» **EXERCISE DIRECTIONS**
Reproduce the data below in full and exclude every picture.

» **WORKING DATA**
+++++
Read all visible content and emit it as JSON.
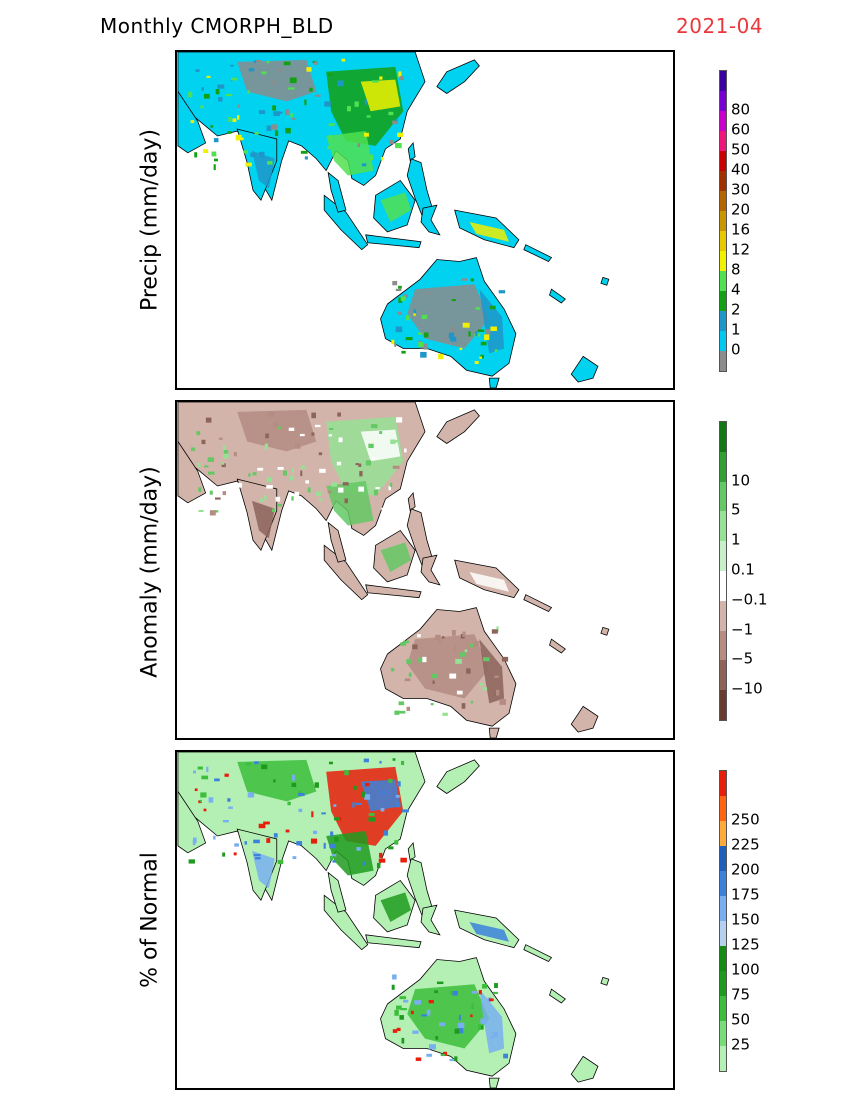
{
  "header": {
    "title": "Monthly CMORPH_BLD",
    "date": "2021-04",
    "date_color": "#e8383d"
  },
  "panels": [
    {
      "ylabel": "Precip (mm/day)",
      "colorbar": {
        "colors": [
          "#8c8c8c",
          "#00c8f0",
          "#1e96c8",
          "#14a014",
          "#50e150",
          "#f0f000",
          "#e6c800",
          "#c89600",
          "#b46400",
          "#a03200",
          "#c80000",
          "#f0147d",
          "#c800c8",
          "#7800d2",
          "#3c00a0"
        ],
        "ticks": [
          "0",
          "1",
          "2",
          "4",
          "8",
          "12",
          "16",
          "20",
          "30",
          "40",
          "50",
          "60",
          "80"
        ]
      },
      "palette": {
        "ocean": "#ffffff",
        "land_base": "#00d2f0",
        "regions": [
          "#8c8c8c",
          "#1e96c8",
          "#14a014",
          "#50e150",
          "#f0f000"
        ]
      }
    },
    {
      "ylabel": "Anomaly (mm/day)",
      "colorbar": {
        "colors": [
          "#643c32",
          "#8c645a",
          "#b48c82",
          "#d2b4aa",
          "#ffffff",
          "#c8f0c8",
          "#96e196",
          "#64c864",
          "#32a032",
          "#147814"
        ],
        "ticks": [
          "−10",
          "−5",
          "−1",
          "−0.1",
          "0.1",
          "1",
          "5",
          "10"
        ]
      },
      "palette": {
        "ocean": "#ffffff",
        "land_base": "#d2b4aa",
        "regions": [
          "#b48c82",
          "#8c645a",
          "#96e196",
          "#64c864",
          "#ffffff"
        ]
      }
    },
    {
      "ylabel": "% of Normal",
      "colorbar": {
        "colors": [
          "#b4f0b4",
          "#78dc78",
          "#3cbe3c",
          "#1e9b1e",
          "#148c14",
          "#b4d2f0",
          "#78aff0",
          "#3c82dc",
          "#1e5fbe",
          "#ffaa3c",
          "#ff6414",
          "#e61e0a"
        ],
        "ticks": [
          "25",
          "50",
          "75",
          "100",
          "125",
          "150",
          "175",
          "200",
          "225",
          "250"
        ]
      },
      "palette": {
        "ocean": "#ffffff",
        "land_base": "#b4f0b4",
        "regions": [
          "#3cbe3c",
          "#78aff0",
          "#e61e0a",
          "#1e9b1e",
          "#3c82dc"
        ]
      }
    }
  ]
}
+++++
» **COMPLETED EXERCISE**
Read all visible content and emit it as JSON.
{
  "header": {
    "title": "Monthly CMORPH_BLD",
    "date": "2021-04",
    "date_color": "#e8383d"
  },
  "panels": [
    {
      "ylabel": "Precip (mm/day)",
      "colorbar": {
        "colors": [
          "#8c8c8c",
          "#00c8f0",
          "#1e96c8",
          "#14a014",
          "#50e150",
          "#f0f000",
          "#e6c800",
          "#c89600",
          "#b46400",
          "#a03200",
          "#c80000",
          "#f0147d",
          "#c800c8",
          "#7800d2",
          "#3c00a0"
        ],
        "ticks": [
          "0",
          "1",
          "2",
          "4",
          "8",
          "12",
          "16",
          "20",
          "30",
          "40",
          "50",
          "60",
          "80"
        ]
      },
      "palette": {
        "ocean": "#ffffff",
        "land_base": "#00d2f0",
        "regions": [
          "#8c8c8c",
          "#1e96c8",
          "#14a014",
          "#50e150",
          "#f0f000"
        ]
      }
    },
    {
      "ylabel": "Anomaly (mm/day)",
      "colorbar": {
        "colors": [
          "#643c32",
          "#8c645a",
          "#b48c82",
          "#d2b4aa",
          "#ffffff",
          "#c8f0c8",
          "#96e196",
          "#64c864",
          "#32a032",
          "#147814"
        ],
        "ticks": [
          "−10",
          "−5",
          "−1",
          "−0.1",
          "0.1",
          "1",
          "5",
          "10"
        ]
      },
      "palette": {
        "ocean": "#ffffff",
        "land_base": "#d2b4aa",
        "regions": [
          "#b48c82",
          "#8c645a",
          "#96e196",
          "#64c864",
          "#ffffff"
        ]
      }
    },
    {
      "ylabel": "% of Normal",
      "colorbar": {
        "colors": [
          "#b4f0b4",
          "#78dc78",
          "#3cbe3c",
          "#1e9b1e",
          "#148c14",
          "#b4d2f0",
          "#78aff0",
          "#3c82dc",
          "#1e5fbe",
          "#ffaa3c",
          "#ff6414",
          "#e61e0a"
        ],
        "ticks": [
          "25",
          "50",
          "75",
          "100",
          "125",
          "150",
          "175",
          "200",
          "225",
          "250"
        ]
      },
      "palette": {
        "ocean": "#ffffff",
        "land_base": "#b4f0b4",
        "regions": [
          "#3cbe3c",
          "#78aff0",
          "#e61e0a",
          "#1e9b1e",
          "#3c82dc"
        ]
      }
    }
  ]
}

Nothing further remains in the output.